[Start The records]

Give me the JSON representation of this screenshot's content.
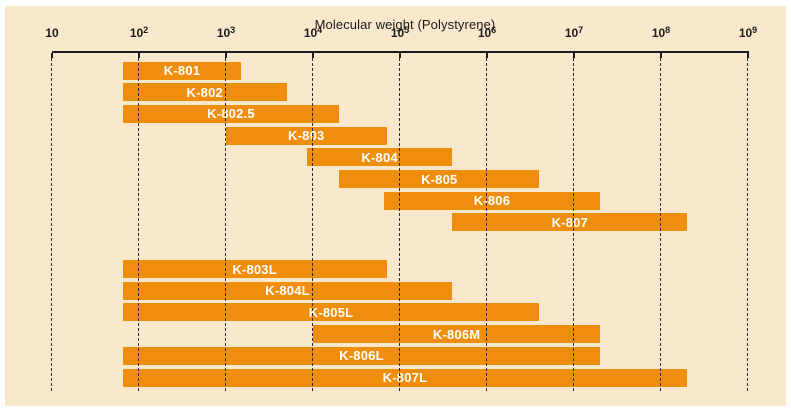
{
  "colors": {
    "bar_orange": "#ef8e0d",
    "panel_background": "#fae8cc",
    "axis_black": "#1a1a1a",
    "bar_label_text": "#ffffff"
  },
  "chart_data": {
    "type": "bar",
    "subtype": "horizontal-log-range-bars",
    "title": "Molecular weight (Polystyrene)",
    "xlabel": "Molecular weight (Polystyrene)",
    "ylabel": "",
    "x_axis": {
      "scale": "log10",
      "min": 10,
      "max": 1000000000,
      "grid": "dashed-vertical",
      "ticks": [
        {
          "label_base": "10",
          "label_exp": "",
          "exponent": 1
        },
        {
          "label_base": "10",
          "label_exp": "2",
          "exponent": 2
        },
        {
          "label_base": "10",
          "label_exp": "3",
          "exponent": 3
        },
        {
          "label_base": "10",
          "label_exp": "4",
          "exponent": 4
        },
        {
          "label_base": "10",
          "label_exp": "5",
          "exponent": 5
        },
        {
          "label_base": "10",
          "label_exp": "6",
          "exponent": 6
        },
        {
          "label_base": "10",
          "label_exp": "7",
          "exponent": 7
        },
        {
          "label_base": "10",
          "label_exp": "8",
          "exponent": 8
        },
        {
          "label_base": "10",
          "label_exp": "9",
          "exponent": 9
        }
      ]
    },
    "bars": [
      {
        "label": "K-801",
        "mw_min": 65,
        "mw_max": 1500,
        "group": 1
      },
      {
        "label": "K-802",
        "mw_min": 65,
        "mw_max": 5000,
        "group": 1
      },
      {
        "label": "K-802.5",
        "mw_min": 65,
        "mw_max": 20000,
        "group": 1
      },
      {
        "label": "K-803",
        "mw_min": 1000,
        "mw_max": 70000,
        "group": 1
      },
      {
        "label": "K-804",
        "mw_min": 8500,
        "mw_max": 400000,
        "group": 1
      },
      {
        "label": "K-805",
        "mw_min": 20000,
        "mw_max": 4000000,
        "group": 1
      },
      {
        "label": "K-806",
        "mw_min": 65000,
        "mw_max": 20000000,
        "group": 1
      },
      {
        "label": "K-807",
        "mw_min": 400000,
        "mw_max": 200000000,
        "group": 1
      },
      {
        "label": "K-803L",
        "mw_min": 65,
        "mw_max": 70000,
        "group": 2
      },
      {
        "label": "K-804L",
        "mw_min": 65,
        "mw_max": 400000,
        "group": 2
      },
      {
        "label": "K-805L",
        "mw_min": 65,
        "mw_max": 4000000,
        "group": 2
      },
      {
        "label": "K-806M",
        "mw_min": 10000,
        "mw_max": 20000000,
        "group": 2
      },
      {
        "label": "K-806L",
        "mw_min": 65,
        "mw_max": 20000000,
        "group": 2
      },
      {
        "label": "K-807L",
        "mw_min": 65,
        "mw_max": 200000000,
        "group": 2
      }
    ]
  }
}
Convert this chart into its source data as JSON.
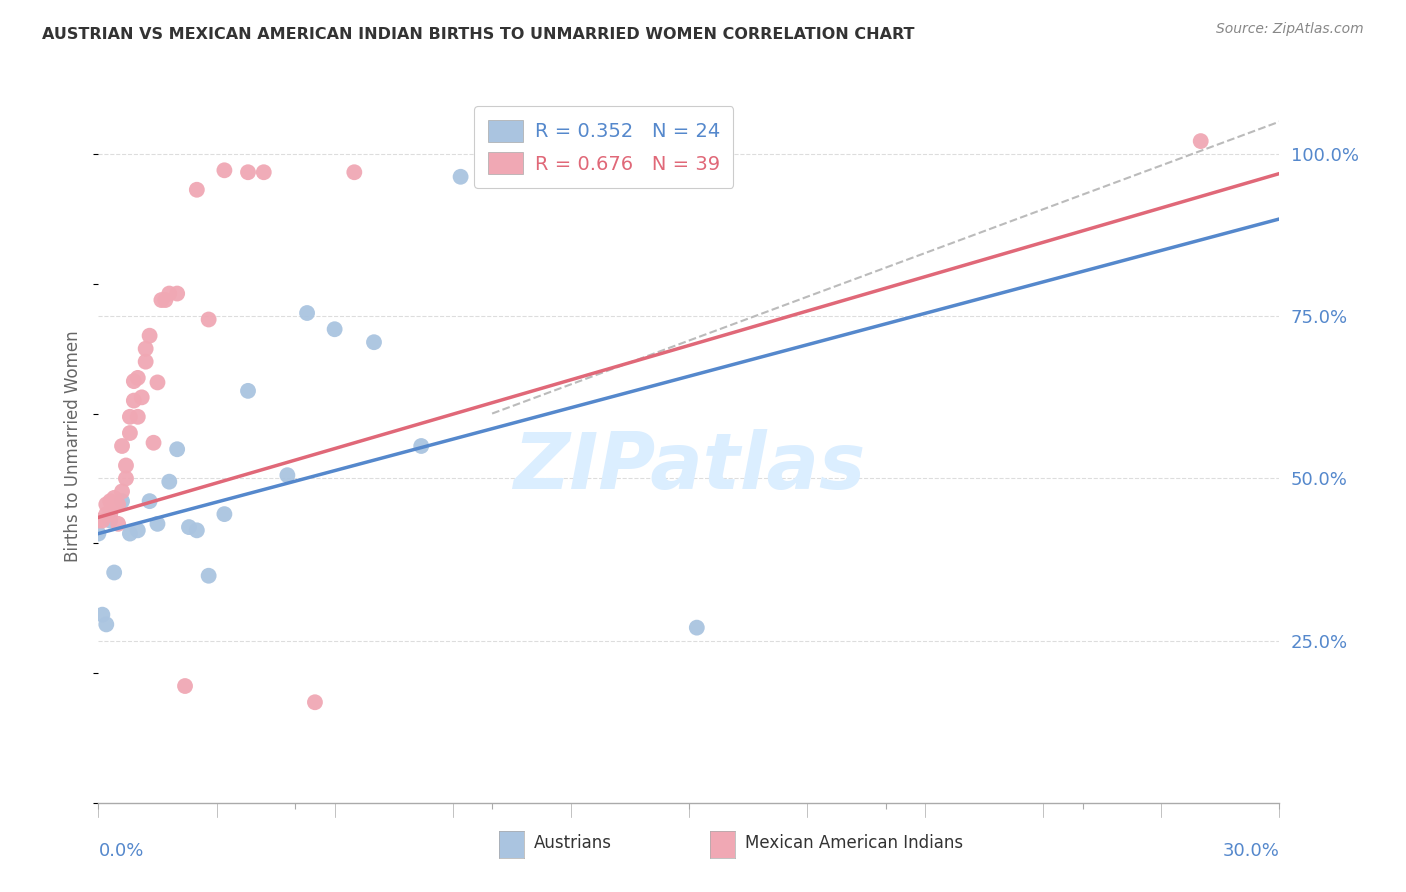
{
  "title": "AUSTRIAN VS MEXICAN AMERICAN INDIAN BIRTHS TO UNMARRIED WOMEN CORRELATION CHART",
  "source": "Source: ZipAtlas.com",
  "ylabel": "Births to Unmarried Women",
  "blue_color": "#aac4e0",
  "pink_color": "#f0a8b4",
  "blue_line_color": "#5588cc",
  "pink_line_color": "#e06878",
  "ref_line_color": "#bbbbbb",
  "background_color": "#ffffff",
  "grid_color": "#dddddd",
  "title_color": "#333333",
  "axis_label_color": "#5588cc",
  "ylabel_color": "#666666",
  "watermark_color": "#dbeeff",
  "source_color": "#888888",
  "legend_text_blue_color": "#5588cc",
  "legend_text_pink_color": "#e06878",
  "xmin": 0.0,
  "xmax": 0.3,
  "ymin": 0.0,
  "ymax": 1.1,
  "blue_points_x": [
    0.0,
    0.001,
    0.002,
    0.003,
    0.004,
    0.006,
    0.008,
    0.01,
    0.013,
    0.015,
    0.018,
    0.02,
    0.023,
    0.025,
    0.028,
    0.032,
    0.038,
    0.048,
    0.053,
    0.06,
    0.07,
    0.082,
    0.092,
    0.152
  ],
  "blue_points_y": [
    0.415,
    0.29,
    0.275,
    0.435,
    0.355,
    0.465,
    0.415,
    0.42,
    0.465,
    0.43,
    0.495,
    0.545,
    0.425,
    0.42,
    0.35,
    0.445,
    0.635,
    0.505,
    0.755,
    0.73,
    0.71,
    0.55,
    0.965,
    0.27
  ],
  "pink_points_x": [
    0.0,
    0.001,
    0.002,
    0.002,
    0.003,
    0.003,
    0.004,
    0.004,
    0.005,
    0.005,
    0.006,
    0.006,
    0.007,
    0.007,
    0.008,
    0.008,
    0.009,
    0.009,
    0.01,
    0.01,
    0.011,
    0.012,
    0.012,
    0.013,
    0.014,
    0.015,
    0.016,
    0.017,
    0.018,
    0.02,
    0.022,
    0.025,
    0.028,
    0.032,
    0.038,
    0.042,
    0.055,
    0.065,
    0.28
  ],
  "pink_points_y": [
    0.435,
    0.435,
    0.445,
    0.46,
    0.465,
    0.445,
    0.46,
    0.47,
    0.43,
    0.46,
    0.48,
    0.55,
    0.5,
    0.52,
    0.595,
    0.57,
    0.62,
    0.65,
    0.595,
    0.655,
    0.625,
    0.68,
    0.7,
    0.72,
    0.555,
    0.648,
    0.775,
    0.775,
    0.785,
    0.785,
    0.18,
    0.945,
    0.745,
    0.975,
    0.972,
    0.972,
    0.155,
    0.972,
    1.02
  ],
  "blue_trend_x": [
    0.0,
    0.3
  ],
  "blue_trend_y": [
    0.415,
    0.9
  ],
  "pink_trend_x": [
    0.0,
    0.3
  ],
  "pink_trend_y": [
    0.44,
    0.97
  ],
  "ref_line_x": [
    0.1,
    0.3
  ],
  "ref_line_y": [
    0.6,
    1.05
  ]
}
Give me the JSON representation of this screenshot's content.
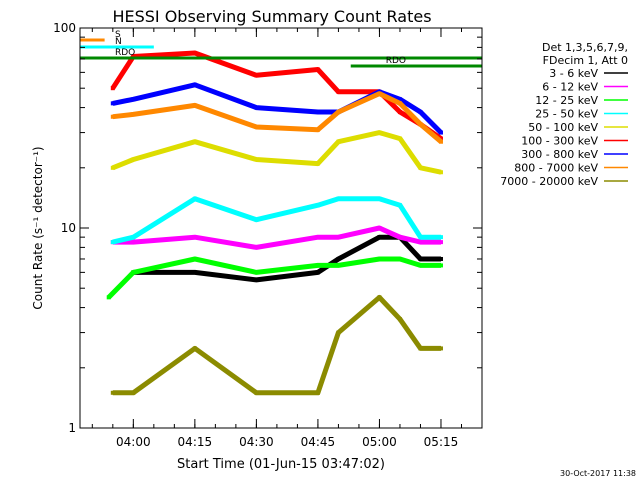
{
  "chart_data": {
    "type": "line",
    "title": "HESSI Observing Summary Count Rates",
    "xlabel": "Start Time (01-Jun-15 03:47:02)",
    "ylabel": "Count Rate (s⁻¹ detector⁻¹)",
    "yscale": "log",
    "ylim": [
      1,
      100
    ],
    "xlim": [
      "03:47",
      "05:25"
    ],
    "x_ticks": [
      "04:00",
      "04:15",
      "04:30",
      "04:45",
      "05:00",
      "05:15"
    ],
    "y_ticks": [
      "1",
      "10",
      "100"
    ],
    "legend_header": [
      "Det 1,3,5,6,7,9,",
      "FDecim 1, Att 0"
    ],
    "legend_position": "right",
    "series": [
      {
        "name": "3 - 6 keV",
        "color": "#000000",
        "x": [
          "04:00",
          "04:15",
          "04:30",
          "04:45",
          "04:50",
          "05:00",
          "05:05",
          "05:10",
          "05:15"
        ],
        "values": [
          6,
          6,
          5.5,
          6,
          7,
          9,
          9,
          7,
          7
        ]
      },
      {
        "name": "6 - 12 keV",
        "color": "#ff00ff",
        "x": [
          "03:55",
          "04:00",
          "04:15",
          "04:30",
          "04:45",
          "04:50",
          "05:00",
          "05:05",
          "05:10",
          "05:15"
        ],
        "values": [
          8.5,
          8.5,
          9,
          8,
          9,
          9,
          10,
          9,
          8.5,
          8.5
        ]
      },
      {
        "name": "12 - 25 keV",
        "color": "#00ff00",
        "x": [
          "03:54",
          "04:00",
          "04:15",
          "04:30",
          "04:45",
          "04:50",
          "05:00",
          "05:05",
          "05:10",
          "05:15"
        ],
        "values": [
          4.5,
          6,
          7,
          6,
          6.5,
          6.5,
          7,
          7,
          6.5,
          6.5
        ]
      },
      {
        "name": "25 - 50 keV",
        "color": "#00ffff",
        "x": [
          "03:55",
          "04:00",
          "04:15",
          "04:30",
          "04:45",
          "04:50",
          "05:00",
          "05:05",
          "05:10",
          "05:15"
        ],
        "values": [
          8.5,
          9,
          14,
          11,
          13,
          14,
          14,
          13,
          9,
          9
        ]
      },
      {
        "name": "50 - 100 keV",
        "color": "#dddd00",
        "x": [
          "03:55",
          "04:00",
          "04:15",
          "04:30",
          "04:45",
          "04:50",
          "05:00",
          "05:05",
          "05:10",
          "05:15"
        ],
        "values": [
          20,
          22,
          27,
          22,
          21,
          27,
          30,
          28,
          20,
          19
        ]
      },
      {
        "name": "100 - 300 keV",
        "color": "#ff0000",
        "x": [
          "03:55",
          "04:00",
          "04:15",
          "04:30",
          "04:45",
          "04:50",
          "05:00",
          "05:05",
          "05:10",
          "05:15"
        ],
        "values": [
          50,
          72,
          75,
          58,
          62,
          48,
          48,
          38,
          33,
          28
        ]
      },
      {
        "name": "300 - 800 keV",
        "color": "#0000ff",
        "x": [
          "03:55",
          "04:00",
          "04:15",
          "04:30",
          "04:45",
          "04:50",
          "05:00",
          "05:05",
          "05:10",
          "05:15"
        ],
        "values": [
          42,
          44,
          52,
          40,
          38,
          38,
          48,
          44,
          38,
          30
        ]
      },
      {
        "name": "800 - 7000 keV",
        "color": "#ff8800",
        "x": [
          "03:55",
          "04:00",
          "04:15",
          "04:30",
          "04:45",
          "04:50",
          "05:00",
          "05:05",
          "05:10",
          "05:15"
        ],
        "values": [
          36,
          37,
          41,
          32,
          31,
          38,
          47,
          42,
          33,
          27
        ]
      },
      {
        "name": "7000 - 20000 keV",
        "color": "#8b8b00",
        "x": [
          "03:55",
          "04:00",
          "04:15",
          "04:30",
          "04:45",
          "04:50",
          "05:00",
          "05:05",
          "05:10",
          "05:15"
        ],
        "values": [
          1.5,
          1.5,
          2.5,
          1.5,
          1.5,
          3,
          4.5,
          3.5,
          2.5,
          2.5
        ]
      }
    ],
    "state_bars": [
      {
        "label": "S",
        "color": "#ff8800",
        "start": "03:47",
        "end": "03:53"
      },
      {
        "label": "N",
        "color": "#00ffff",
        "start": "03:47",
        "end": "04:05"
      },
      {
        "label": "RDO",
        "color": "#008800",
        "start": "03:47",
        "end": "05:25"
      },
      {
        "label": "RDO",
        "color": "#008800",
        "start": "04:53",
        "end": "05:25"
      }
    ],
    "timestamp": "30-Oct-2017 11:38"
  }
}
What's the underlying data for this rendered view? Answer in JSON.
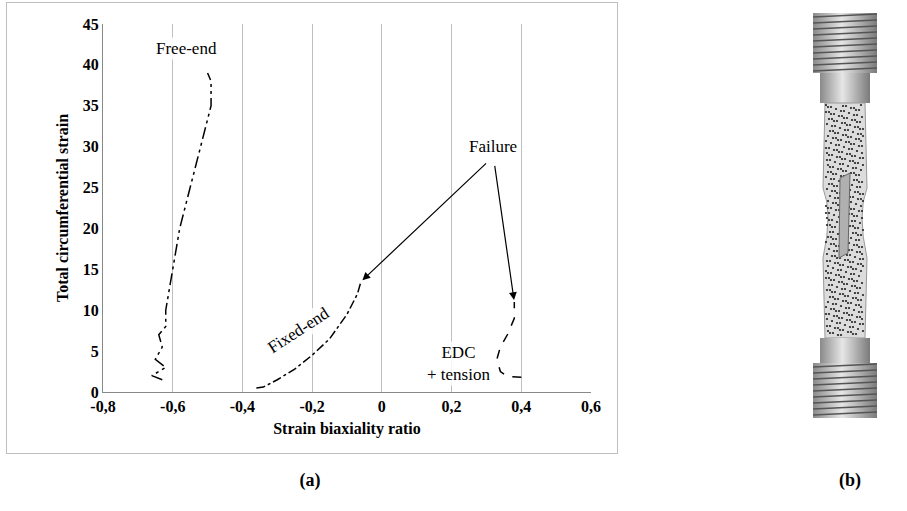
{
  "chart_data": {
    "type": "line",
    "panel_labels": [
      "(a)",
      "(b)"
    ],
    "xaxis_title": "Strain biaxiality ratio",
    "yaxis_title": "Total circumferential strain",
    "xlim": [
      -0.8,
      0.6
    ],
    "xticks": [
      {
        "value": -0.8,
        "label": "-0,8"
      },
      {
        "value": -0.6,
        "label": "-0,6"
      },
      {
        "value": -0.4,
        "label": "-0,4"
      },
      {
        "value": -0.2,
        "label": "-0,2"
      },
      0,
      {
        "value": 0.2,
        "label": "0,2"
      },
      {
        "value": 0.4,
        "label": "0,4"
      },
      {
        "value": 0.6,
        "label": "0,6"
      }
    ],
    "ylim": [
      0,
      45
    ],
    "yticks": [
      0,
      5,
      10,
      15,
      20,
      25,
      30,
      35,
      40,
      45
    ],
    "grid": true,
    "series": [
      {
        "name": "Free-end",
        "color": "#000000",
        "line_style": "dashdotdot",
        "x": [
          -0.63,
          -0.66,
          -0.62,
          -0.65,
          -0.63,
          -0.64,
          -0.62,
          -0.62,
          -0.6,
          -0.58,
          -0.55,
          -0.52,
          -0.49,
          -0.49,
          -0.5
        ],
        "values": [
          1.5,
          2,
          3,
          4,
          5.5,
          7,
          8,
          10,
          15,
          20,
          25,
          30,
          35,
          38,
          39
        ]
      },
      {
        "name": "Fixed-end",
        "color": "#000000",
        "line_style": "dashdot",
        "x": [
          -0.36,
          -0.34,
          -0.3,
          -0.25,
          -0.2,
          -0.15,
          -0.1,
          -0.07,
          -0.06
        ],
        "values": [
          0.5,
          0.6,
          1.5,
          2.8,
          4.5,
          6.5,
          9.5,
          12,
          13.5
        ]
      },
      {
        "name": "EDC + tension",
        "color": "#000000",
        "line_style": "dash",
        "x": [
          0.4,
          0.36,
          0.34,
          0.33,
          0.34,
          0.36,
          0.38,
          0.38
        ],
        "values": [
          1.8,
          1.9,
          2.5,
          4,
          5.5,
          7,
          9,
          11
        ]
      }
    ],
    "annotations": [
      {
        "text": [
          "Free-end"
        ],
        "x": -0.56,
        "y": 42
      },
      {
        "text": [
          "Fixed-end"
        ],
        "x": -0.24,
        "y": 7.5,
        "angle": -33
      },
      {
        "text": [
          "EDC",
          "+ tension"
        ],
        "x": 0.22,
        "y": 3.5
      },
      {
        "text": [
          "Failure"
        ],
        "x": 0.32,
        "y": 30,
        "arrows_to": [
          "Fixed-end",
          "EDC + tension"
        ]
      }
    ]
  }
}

[End The records]

Requirements >> Return each line of the data that contains the string "Count".

Response to this task >>
    "title": "HESSI Observing Summary Count Rates",
    "ylabel": "Count Rate (s⁻¹ detector⁻¹)",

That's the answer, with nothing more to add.